List each line of the data that holds the string "color", please.

• Data provided
____________
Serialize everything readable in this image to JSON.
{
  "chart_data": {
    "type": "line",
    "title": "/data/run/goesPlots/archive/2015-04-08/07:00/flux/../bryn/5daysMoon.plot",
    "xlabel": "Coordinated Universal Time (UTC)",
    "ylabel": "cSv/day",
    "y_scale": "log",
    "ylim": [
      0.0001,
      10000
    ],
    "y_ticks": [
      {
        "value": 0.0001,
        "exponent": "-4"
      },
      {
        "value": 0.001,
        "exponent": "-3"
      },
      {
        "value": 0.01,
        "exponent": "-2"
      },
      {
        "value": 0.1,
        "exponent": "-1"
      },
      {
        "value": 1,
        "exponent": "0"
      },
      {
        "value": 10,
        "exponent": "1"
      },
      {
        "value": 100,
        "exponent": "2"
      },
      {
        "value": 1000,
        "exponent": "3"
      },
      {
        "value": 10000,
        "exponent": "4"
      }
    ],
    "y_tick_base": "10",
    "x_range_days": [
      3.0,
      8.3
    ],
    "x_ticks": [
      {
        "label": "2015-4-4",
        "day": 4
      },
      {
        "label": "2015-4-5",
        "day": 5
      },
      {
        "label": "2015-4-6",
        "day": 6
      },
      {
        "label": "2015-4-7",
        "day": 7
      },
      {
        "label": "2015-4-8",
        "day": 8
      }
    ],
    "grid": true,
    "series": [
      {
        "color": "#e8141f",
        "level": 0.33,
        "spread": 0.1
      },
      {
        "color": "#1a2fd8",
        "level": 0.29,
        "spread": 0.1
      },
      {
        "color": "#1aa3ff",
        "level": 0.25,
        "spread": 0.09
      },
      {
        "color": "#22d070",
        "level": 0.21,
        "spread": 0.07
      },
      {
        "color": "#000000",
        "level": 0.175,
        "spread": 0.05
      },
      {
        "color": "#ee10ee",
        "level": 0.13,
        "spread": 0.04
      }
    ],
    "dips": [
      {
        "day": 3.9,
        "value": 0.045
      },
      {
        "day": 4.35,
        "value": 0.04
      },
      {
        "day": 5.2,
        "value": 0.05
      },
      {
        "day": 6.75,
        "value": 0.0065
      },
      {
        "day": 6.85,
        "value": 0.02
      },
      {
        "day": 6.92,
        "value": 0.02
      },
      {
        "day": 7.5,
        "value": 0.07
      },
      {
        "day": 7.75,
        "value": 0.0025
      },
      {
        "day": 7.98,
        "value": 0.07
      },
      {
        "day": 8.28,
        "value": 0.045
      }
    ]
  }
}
____________
• Written answer
        "color": "#e8141f",
        "color": "#1a2fd8",
        "color": "#1aa3ff",
        "color": "#22d070",
        "color": "#000000",
        "color": "#ee10ee",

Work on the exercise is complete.